#### Texto extraído
----------
El 14 de octubre de 2025, Qatar derrotó 2-1 a Emiratos Árabes Unidos y consiguió algo que nunca había logrado: clasificarse a una Copa del Mundo a través de las Eliminatorias asiáticas. Ya no como anfitrión, sino por mérito deportivo. Entre una eliminación que expuso todas sus limitaciones y una clasificación histórica, se construyó el recorrido que llevó al país de la decepción mundialista a la búsqueda de una segunda oportunidad.

El Mundial de 2022 había sido presentado como la gran carta de presentación de Qatar ante el mundo. Durante los doce años que separaron la elección de la sede y el inicio del torneo, el emirato construyó siete estadios desde cero, remodeló uno e invirtió más de 220 mil millones de dólares en infraestructura. Sólo en estadios se destinaron alrededor de 6 mil millones de dólares, convirtiéndose en la edición con mayor desembolso económico.
----------
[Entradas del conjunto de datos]
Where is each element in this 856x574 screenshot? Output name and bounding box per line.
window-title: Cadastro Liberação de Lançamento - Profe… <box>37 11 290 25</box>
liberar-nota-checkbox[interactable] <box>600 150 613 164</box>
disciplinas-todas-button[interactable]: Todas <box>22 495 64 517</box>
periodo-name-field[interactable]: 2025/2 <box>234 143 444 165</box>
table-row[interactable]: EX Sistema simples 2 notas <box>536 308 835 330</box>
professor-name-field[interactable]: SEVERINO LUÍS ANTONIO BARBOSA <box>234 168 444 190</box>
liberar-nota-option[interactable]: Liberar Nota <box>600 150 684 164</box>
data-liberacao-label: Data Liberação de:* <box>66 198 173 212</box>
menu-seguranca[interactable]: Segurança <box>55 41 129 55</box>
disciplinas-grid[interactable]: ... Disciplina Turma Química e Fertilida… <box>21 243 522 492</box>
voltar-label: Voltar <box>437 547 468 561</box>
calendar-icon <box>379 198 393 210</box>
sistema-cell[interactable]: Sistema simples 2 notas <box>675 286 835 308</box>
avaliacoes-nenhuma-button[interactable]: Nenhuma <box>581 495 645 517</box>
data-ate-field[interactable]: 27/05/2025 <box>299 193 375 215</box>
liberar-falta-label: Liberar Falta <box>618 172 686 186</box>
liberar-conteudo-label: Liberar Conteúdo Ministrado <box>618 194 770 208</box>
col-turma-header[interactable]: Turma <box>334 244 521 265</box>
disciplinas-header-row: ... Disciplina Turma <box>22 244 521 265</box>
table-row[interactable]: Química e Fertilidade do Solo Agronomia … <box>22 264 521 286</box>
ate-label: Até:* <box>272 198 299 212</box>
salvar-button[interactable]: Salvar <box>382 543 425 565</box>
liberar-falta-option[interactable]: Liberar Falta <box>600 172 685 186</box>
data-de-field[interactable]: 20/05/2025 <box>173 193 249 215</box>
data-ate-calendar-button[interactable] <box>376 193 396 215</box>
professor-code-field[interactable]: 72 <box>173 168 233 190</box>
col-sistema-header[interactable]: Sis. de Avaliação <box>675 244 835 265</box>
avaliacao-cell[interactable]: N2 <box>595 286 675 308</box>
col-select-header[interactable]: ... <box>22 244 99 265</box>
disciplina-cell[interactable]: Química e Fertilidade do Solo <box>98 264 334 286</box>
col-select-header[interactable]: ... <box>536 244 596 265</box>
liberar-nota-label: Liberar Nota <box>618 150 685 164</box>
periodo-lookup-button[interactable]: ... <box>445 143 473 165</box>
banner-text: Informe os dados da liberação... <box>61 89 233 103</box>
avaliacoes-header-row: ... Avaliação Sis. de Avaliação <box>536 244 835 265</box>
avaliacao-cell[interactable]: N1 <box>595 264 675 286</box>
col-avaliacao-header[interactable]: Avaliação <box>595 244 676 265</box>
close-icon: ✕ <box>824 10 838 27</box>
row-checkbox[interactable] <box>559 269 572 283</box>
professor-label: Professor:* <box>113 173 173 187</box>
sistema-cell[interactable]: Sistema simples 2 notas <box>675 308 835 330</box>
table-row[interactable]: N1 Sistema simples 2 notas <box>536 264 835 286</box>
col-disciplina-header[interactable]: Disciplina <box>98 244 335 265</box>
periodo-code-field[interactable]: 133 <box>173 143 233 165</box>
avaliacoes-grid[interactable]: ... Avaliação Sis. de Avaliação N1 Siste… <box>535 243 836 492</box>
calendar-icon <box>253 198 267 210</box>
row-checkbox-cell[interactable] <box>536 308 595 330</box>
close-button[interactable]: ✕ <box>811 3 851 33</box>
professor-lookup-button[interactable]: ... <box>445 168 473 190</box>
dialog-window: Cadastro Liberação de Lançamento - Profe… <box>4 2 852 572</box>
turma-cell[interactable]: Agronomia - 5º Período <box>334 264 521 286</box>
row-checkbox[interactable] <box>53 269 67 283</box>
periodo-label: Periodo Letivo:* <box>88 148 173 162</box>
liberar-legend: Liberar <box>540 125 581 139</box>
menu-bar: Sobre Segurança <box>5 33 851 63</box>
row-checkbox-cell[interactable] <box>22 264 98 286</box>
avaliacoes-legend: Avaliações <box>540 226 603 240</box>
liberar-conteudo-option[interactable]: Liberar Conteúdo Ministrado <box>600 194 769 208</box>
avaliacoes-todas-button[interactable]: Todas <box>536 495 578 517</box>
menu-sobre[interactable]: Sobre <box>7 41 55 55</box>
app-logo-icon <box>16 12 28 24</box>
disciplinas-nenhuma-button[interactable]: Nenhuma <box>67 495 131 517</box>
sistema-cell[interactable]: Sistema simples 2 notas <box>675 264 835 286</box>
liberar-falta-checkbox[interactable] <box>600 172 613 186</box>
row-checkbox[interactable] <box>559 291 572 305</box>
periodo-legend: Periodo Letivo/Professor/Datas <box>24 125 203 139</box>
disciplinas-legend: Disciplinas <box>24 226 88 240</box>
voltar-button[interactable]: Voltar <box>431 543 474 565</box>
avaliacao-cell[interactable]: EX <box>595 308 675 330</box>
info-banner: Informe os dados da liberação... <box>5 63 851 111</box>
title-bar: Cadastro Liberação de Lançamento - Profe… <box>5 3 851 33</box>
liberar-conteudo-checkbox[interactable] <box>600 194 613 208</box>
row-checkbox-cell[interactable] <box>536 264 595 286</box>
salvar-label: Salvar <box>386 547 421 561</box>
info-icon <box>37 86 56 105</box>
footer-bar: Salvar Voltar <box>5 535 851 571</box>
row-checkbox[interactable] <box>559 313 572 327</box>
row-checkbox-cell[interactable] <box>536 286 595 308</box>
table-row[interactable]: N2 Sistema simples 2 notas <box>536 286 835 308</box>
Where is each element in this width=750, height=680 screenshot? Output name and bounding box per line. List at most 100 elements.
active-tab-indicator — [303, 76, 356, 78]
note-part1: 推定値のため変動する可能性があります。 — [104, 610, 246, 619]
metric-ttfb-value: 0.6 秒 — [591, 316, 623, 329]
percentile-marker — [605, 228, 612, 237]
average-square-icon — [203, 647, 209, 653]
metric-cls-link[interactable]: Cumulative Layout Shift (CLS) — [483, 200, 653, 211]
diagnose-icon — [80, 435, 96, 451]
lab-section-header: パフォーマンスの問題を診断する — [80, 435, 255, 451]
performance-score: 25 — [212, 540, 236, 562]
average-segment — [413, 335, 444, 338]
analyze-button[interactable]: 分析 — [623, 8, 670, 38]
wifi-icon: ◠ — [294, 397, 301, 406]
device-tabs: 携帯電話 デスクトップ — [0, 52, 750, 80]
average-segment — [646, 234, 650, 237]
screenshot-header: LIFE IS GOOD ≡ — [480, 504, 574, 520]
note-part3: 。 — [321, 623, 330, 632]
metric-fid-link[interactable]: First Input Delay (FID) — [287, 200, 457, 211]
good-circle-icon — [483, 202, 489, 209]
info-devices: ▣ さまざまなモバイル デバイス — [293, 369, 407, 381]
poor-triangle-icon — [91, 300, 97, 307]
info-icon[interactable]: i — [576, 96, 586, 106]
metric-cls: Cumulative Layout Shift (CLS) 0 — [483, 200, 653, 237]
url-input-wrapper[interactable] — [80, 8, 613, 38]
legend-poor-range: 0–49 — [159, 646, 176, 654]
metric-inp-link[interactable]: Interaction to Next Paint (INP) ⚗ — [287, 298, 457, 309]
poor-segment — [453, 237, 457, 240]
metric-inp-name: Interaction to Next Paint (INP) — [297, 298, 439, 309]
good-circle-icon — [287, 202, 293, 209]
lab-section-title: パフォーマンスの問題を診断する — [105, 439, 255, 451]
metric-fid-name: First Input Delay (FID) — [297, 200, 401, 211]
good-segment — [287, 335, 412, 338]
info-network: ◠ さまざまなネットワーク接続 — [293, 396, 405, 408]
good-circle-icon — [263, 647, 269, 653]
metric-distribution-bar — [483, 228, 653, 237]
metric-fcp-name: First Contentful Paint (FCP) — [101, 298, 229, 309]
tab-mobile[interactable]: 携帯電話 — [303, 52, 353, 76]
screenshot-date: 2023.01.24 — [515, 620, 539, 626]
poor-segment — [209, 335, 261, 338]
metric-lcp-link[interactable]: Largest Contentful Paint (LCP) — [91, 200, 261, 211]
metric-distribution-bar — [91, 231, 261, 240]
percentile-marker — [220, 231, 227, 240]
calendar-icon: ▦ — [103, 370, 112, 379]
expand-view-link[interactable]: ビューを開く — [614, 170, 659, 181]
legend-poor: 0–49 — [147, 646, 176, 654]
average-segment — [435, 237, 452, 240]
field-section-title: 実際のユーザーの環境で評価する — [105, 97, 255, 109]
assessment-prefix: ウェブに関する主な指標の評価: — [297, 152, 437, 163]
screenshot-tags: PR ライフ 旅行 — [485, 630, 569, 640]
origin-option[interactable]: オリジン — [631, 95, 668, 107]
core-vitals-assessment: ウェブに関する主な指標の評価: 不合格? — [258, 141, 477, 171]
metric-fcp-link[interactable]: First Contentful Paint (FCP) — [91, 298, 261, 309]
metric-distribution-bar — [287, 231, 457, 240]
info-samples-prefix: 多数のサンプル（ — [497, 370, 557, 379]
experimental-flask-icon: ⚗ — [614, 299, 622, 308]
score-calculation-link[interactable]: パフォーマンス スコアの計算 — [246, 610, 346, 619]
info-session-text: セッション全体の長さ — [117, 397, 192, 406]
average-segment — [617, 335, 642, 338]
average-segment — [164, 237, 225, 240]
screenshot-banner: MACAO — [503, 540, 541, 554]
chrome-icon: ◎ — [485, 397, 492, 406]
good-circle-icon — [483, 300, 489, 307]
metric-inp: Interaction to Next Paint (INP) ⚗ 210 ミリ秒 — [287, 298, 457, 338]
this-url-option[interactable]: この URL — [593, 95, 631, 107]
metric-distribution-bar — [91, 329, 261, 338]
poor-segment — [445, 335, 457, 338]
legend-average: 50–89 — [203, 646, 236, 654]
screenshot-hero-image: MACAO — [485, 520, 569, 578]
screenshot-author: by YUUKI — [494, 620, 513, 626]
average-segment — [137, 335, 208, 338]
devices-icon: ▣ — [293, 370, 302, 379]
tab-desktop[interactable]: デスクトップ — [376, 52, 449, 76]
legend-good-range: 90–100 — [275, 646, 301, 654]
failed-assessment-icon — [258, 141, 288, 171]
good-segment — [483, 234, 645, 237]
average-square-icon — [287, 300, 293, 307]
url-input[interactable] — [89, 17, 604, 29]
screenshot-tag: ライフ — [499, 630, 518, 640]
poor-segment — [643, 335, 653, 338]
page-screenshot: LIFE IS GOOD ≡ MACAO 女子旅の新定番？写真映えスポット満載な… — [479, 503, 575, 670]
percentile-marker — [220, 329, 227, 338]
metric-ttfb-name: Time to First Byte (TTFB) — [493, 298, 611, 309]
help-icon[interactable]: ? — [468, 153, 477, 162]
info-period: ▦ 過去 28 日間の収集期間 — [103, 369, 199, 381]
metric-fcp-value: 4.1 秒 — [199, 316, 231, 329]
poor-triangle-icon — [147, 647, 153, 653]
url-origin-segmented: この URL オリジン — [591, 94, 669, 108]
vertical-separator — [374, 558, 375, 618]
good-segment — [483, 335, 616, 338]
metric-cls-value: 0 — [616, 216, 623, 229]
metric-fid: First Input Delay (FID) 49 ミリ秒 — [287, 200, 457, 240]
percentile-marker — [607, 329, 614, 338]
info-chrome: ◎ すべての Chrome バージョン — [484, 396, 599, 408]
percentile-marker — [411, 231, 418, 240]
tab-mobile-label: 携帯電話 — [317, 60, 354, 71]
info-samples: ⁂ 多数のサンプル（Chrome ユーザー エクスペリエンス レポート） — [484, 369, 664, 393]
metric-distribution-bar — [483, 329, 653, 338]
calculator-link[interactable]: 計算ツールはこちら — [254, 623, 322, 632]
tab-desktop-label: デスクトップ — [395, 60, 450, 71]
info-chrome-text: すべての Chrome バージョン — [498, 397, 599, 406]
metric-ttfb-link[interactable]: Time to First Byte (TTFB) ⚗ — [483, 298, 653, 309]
----------
#### Problema a resolver
Responde estas preguntas con los datos del fragmento sobre Qatar.
(a) ¿Con qué marcador venció Qatar a Emiratos Árabes Unidos el 14 de octubre de 2025?
(b) ¿Cuántos estadios construyó el emirato desde cero para el Mundial de 2022?
(c) ¿Cuánto dinero se destinó aproximadamente solo a estadios?

#### Espacio de respuesta
(a) 2-1.
(b) Siete.
(c) Alrededor de 6 mil millones de dólares.